_WHAT TO DO_:
1. In the text on MPEG video frames, what is cutting and joining MPEG-4 clips without re-encoding called?
2. Rewrite the listing's lines as a JSON list of strings, one string per line, covering everything from the line containing "row-header-9[interactable]: 9 [0, 620, 62, 689]" down to the line containing "cell-D1[interactable]: 城市 [679, 62, 886, 132]".

The I, P, and B pictures are arranged in groups of pictures (GOP) in a way so that the video file can be played back by a video device or software. There are generally two types of GOP’s : short GOP’s and long GOP’s. The sequence of the transmitted frames is not linear; P-frames are send before the related B-frames.

The following picture shows a typical sequence of a short GOP (I =blue, P = red, B  = yellow). The term VOP (video object plane) is used in relation with the video codecs (IVOP, PVOB, BVOP).

Short GOP sequence

You easily understand that cutting or joining such video sequences without disturbing the sequence of frames or the synchronization with the sound can be very complex.

In the case of  MPEG-4 streams it’s even more difficult.

The granularity of the establishment of prediction types in MPEG-4 is brought down to a lower level called the slice level of the representation. A slice is a spatially distinct region of a picture that is encoded separately from any other region in the same picture. In that standard, instead of I pictures, P pictures, and B pictures, there are I slices, P slices, and B slices. Motion estimation provides for the searching of sub-macro blocks of variable size, from 16×16 down to 4×4 blocks. Motion vectors allow up to quarter pixel accuracy for luminance, and up to 1/8th pixel for chrominance. MPEG-4 carries out intra-prediction for intra coded blocks before the transform, performed on either 4×4 or 16×16 blocks and allowing up to 9 directional modes for direction dependent prediction. Residual data transforms are executed on 4×4 blocks with modified integer discrete cosine transform (DCT) which avoids rounding errors. The employment of an adaptive in-loop filter increases subjective quality of video. The standard provides two alternative and more efficient processes of entropy coding. Context-adaptive variable length coding (CAVLC) utilizes multiple variable length codeword tables for transform coefficient encoding considering spatial neighborhood of the coded block. Context-adaptive binary arithmetic coding (CABAC) in addition provides highly efficient automatic adjustment for underlying probability model of encoded data. Long GOP’S are usual in MPEG-4.

Cutting and joining MPEG-4 videoclips without re-encoding (lossless) to keep a high quality and without creating visual or audial drops at the edges of the movies is very challenging. Only a few software tools are capable to do such a task which is called “smart editing“.

_INFORMATION PROVIDED_:
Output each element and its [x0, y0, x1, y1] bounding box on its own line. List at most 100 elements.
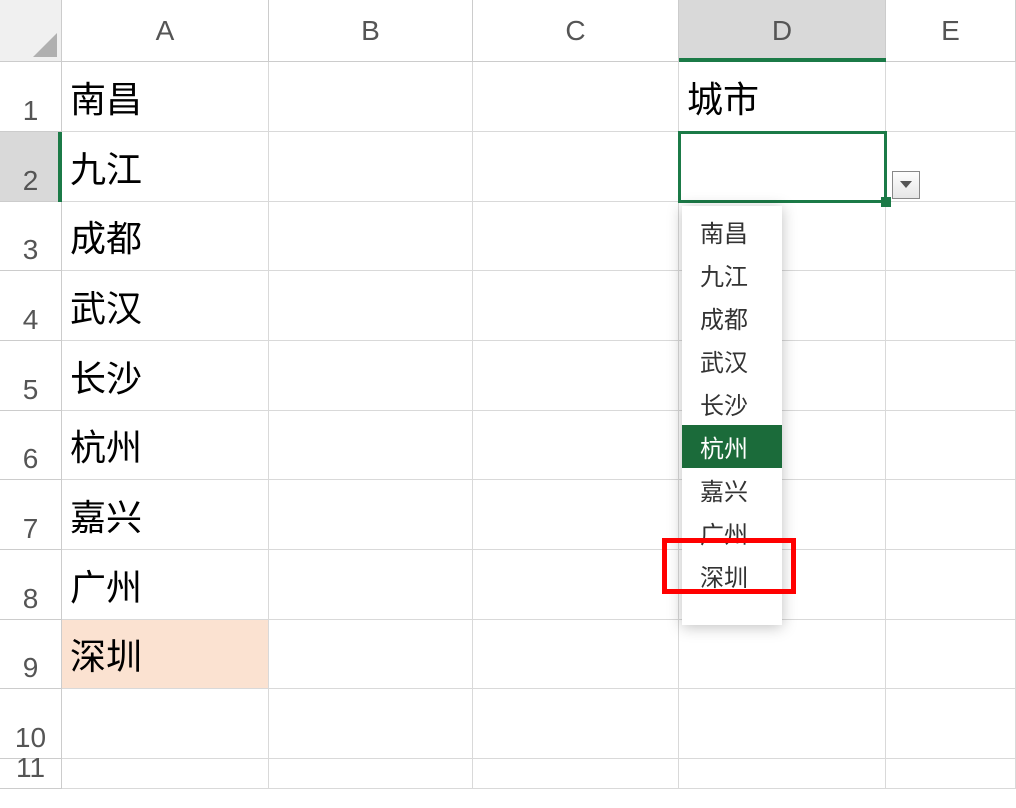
row-header-9[interactable]: 9 [0, 620, 62, 689]
cell-text: 成都 [70, 210, 142, 262]
cell-text: 南昌 [70, 71, 142, 123]
col-header-A[interactable]: A [62, 0, 269, 62]
cell-C7[interactable] [473, 480, 679, 550]
cell-D1[interactable]: 城市 [679, 62, 886, 132]
cell-A7[interactable]: 嘉兴 [62, 480, 269, 550]
dropdown-item[interactable]: 南昌 [682, 210, 782, 253]
row-label: 8 [23, 583, 39, 615]
cell-A2[interactable]: 九江 [62, 132, 269, 202]
cell-C4[interactable] [473, 271, 679, 341]
row-header-3[interactable]: 3 [0, 202, 62, 271]
cell-B10[interactable] [269, 689, 473, 759]
row-label: 10 [15, 722, 46, 754]
row-header-5[interactable]: 5 [0, 341, 62, 411]
cell-B5[interactable] [269, 341, 473, 411]
cell-A3[interactable]: 成都 [62, 202, 269, 271]
cell-E5[interactable] [886, 341, 1016, 411]
cell-D2[interactable] [679, 132, 886, 202]
cell-C8[interactable] [473, 550, 679, 620]
col-header-E[interactable]: E [886, 0, 1016, 62]
dropdown-item[interactable]: 广州 [682, 511, 782, 554]
col-header-D[interactable]: D [679, 0, 886, 62]
dropdown-item[interactable]: 成都 [682, 296, 782, 339]
cell-C2[interactable] [473, 132, 679, 202]
row-headers: 1 2 3 4 5 6 7 8 9 10 11 [0, 62, 62, 789]
cell-D10[interactable] [679, 689, 886, 759]
cell-E7[interactable] [886, 480, 1016, 550]
cell-A6[interactable]: 杭州 [62, 411, 269, 480]
row-label: 11 [16, 752, 45, 784]
cell-C11[interactable] [473, 759, 679, 789]
row-header-1[interactable]: 1 [0, 62, 62, 132]
cell-E3[interactable] [886, 202, 1016, 271]
cell-E10[interactable] [886, 689, 1016, 759]
cell-C6[interactable] [473, 411, 679, 480]
dropdown-item-label: 杭州 [700, 436, 748, 463]
cell-A4[interactable]: 武汉 [62, 271, 269, 341]
dropdown-item-label: 武汉 [700, 350, 748, 377]
row-header-6[interactable]: 6 [0, 411, 62, 480]
cell-B1[interactable] [269, 62, 473, 132]
cell-text: 广州 [70, 559, 142, 611]
cell-C9[interactable] [473, 620, 679, 689]
select-all-corner[interactable] [0, 0, 62, 62]
dropdown-item[interactable]: 九江 [682, 253, 782, 296]
col-label: E [941, 15, 960, 47]
dropdown-item[interactable]: 武汉 [682, 339, 782, 382]
cell-A11[interactable] [62, 759, 269, 789]
dropdown-item[interactable]: 嘉兴 [682, 468, 782, 511]
cell-E1[interactable] [886, 62, 1016, 132]
cell-C3[interactable] [473, 202, 679, 271]
dropdown-item-label: 嘉兴 [700, 479, 748, 506]
col-header-B[interactable]: B [269, 0, 473, 62]
cell-D9[interactable] [679, 620, 886, 689]
row-header-4[interactable]: 4 [0, 271, 62, 341]
dropdown-item-label: 南昌 [700, 221, 748, 248]
dropdown-item[interactable]: 长沙 [682, 382, 782, 425]
cell-text: 武汉 [70, 280, 142, 332]
cell-B7[interactable] [269, 480, 473, 550]
cell-E9[interactable] [886, 620, 1016, 689]
row-label: 3 [23, 234, 39, 266]
row-header-2[interactable]: 2 [0, 132, 62, 202]
cell-A10[interactable] [62, 689, 269, 759]
row-header-8[interactable]: 8 [0, 550, 62, 620]
col-header-C[interactable]: C [473, 0, 679, 62]
cell-A8[interactable]: 广州 [62, 550, 269, 620]
cell-B6[interactable] [269, 411, 473, 480]
col-label: B [361, 15, 380, 47]
cell-B2[interactable] [269, 132, 473, 202]
cell-D11[interactable] [679, 759, 886, 789]
dropdown-item[interactable]: 深圳 [682, 554, 782, 597]
cell-E8[interactable] [886, 550, 1016, 620]
cell-text: 杭州 [70, 419, 142, 471]
fill-handle[interactable] [881, 197, 891, 207]
data-validation-dropdown-button[interactable] [892, 171, 920, 199]
cell-text: 嘉兴 [70, 489, 142, 541]
dropdown-item[interactable]: 杭州 [682, 425, 782, 468]
cell-A5[interactable]: 长沙 [62, 341, 269, 411]
cell-B11[interactable] [269, 759, 473, 789]
row-header-10[interactable]: 10 [0, 689, 62, 759]
data-validation-dropdown-list[interactable]: 南昌 九江 成都 武汉 长沙 杭州 嘉兴 广州 深圳 [682, 206, 782, 625]
dropdown-item-label: 九江 [700, 264, 748, 291]
cell-E6[interactable] [886, 411, 1016, 480]
row-header-7[interactable]: 7 [0, 480, 62, 550]
cell-B8[interactable] [269, 550, 473, 620]
dropdown-item-empty[interactable] [682, 597, 782, 625]
cell-A9[interactable]: 深圳 [62, 620, 269, 689]
cell-B3[interactable] [269, 202, 473, 271]
cell-E11[interactable] [886, 759, 1016, 789]
row-header-11[interactable]: 11 [0, 759, 62, 789]
cell-B4[interactable] [269, 271, 473, 341]
cell-C10[interactable] [473, 689, 679, 759]
cell-E4[interactable] [886, 271, 1016, 341]
cell-text: 深圳 [70, 628, 142, 680]
cell-C5[interactable] [473, 341, 679, 411]
row-label: 4 [23, 304, 39, 336]
cell-C1[interactable] [473, 62, 679, 132]
cell-B9[interactable] [269, 620, 473, 689]
cell-A1[interactable]: 南昌 [62, 62, 269, 132]
col-label: A [156, 15, 175, 47]
row-label: 5 [23, 374, 39, 406]
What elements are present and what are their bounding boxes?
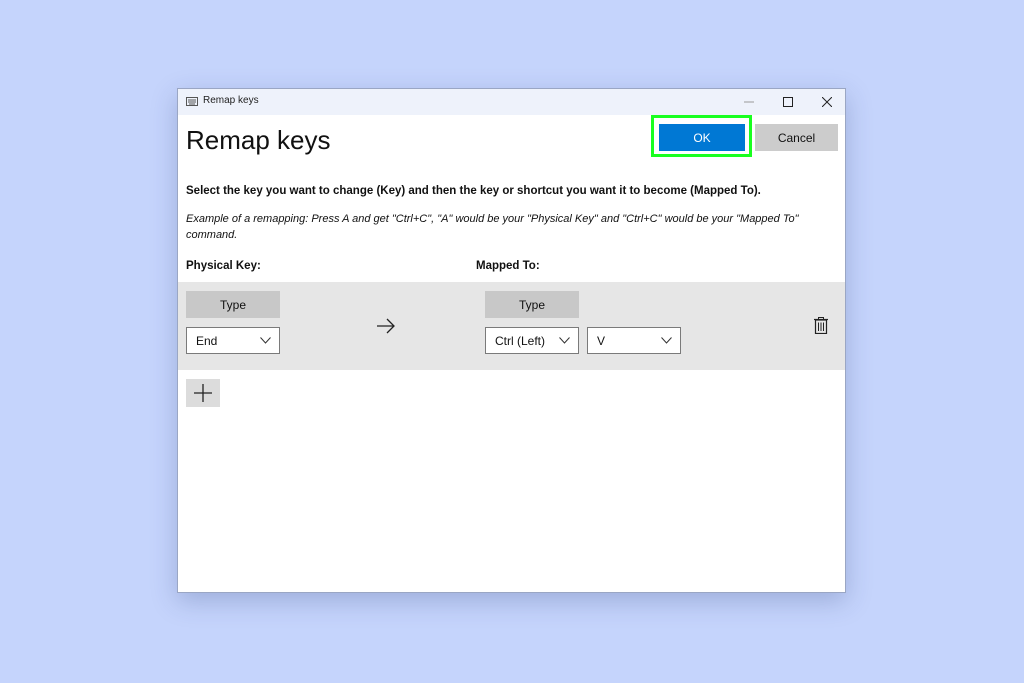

_THE RESULTS_:
1. It is called "smart editing."

2.
[
  "row-header-9[interactable]: 9 [0, 620, 62, 689]",
  "cell-text: 成都 [70, 210, 142, 262]",
  "cell-text: 南昌 [70, 71, 142, 123]",
  "col-header-A[interactable]: A [62, 0, 269, 62]",
  "cell-C7[interactable] [473, 480, 679, 550]",
  "cell-D1[interactable]: 城市 [679, 62, 886, 132]"
]